- THE TASK:
Copy out lines with the word "notes" from the material that follows.
:: SOURCE MATERIAL
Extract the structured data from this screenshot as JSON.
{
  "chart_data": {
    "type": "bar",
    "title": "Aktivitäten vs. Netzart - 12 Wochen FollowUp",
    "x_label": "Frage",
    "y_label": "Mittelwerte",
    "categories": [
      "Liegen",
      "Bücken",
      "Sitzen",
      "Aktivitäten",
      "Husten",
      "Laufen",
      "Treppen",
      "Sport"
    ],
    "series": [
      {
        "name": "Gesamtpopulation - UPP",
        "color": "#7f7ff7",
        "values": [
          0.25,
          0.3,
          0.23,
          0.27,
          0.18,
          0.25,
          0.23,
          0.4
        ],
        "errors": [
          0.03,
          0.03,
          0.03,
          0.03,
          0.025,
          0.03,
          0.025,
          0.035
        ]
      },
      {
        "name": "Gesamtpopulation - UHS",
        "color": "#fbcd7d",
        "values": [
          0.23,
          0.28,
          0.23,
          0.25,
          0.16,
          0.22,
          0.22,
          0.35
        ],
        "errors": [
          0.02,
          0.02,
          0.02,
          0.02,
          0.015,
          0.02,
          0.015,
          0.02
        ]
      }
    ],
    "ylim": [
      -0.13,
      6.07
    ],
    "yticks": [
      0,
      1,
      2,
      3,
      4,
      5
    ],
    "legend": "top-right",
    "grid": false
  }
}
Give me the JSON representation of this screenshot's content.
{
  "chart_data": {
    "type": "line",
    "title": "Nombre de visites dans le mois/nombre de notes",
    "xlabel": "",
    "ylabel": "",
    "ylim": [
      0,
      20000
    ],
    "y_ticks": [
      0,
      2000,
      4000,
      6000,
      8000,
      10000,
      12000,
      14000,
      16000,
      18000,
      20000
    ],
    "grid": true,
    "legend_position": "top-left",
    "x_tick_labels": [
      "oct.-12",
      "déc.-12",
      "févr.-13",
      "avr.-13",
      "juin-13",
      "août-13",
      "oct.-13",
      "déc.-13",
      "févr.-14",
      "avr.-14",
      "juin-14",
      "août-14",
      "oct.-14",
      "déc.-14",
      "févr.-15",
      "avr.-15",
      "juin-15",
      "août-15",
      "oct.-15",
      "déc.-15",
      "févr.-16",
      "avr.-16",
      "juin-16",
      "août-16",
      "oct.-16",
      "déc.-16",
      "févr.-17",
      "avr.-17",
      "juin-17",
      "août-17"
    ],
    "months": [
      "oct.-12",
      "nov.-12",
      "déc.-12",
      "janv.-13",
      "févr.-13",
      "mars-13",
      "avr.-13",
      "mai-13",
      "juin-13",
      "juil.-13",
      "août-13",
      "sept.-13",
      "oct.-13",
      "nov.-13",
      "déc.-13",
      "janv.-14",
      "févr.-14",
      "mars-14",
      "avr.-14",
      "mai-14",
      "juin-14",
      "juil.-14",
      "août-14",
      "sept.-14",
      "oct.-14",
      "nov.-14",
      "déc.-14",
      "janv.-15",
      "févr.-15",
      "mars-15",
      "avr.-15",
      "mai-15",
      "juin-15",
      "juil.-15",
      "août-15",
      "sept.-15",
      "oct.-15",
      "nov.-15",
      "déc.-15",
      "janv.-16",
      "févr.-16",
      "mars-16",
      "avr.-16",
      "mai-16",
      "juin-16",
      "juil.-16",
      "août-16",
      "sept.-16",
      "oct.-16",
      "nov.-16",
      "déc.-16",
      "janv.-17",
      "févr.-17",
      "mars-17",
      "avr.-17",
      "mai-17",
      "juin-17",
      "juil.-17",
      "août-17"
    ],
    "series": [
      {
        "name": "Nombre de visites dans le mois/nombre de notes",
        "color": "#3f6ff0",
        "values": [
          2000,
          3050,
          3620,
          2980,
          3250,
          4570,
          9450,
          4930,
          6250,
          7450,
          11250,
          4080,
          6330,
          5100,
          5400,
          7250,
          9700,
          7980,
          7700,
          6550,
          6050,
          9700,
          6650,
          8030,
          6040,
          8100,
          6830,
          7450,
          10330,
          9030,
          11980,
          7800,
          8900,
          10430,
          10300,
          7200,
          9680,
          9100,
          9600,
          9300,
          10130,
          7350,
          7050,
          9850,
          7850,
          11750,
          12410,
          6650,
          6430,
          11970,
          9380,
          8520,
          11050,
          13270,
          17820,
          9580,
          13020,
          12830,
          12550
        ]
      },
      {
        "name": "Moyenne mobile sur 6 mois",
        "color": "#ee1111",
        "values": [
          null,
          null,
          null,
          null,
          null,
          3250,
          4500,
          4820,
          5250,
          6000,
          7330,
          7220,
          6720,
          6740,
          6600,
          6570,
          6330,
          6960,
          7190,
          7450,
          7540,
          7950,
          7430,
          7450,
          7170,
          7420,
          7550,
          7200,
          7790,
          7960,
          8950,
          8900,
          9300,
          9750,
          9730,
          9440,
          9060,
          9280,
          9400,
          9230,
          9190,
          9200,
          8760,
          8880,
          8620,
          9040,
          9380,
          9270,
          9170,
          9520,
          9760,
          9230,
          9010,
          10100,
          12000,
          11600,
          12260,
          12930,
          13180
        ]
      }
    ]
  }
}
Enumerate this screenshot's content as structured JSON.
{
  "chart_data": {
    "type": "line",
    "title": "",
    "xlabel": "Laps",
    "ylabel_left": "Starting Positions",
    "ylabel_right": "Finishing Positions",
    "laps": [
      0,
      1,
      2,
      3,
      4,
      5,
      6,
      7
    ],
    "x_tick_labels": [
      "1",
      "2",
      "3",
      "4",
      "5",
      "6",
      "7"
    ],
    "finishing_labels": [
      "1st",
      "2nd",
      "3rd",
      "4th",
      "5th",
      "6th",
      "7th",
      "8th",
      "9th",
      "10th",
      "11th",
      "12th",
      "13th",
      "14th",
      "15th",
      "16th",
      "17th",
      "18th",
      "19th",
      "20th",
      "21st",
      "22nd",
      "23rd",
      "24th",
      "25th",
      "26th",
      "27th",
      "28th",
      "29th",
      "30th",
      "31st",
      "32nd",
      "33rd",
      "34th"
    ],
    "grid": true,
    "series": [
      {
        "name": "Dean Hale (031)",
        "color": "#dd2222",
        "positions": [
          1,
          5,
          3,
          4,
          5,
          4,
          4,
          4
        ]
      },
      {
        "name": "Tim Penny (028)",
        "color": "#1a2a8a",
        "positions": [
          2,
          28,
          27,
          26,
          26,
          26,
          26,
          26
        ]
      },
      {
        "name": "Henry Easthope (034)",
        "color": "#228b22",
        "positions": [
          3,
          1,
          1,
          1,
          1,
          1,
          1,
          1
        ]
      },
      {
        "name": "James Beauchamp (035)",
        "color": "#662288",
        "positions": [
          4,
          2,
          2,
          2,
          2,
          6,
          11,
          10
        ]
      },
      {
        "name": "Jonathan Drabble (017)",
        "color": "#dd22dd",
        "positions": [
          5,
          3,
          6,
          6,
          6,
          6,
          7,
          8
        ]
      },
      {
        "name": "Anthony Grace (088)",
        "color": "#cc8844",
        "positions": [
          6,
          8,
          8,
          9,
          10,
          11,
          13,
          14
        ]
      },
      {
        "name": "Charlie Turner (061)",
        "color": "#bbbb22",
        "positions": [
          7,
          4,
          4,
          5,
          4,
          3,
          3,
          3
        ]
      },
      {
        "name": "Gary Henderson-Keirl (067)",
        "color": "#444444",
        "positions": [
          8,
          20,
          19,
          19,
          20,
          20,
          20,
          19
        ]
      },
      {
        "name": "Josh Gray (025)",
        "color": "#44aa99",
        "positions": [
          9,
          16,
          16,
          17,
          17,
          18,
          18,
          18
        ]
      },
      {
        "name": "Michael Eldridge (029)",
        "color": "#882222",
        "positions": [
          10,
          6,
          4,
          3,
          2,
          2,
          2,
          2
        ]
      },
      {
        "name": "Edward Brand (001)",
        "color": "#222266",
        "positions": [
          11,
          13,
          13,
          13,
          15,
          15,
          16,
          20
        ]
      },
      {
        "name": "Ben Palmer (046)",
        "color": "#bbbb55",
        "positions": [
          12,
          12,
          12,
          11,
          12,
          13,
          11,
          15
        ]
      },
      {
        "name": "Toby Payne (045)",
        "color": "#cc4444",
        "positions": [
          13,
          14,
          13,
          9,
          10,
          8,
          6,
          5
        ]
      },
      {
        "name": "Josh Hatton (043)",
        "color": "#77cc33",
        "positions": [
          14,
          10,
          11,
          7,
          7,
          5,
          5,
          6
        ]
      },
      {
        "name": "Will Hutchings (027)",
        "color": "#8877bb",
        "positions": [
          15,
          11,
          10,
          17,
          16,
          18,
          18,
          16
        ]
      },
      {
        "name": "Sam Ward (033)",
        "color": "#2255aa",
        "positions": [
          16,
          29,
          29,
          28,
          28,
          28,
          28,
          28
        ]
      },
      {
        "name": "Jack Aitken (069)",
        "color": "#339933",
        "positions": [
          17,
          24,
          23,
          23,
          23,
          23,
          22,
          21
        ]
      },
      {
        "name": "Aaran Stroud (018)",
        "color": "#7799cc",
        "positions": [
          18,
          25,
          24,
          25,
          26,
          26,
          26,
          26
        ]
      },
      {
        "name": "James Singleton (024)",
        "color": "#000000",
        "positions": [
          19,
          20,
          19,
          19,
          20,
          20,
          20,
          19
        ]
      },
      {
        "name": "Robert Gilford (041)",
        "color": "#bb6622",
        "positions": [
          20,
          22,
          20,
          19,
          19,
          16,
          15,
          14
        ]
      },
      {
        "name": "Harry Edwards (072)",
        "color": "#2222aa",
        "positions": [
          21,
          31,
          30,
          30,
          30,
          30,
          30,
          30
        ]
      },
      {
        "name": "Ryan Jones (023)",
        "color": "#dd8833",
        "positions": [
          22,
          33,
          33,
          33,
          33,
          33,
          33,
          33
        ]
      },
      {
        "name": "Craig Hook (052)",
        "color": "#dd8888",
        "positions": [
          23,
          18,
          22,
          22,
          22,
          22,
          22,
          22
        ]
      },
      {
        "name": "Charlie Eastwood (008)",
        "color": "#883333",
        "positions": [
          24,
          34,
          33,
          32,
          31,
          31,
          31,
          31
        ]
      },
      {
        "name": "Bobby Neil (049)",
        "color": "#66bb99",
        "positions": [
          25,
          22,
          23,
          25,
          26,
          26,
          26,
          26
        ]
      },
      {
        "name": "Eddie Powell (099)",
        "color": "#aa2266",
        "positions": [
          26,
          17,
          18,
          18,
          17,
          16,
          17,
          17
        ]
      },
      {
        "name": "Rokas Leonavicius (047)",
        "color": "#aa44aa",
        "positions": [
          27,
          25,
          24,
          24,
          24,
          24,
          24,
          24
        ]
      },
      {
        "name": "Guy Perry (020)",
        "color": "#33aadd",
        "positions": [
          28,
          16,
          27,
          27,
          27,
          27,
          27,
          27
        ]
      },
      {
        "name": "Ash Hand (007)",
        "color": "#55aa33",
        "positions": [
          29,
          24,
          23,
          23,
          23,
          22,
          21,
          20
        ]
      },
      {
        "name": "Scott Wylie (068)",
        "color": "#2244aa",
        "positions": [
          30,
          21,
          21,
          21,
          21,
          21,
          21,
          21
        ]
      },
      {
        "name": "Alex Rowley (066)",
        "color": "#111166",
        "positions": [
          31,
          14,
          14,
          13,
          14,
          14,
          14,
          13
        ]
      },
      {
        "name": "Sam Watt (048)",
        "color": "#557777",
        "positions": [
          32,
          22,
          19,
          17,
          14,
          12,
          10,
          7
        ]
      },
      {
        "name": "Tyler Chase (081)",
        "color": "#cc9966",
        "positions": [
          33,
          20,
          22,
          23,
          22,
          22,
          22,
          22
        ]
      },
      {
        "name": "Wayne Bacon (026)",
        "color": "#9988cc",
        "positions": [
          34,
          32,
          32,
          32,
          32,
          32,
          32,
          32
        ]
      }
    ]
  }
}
::::
- FINISHED EXERCISE:
    "title": "Nombre de visites dans le mois/nombre de notes",
        "name": "Nombre de visites dans le mois/nombre de notes",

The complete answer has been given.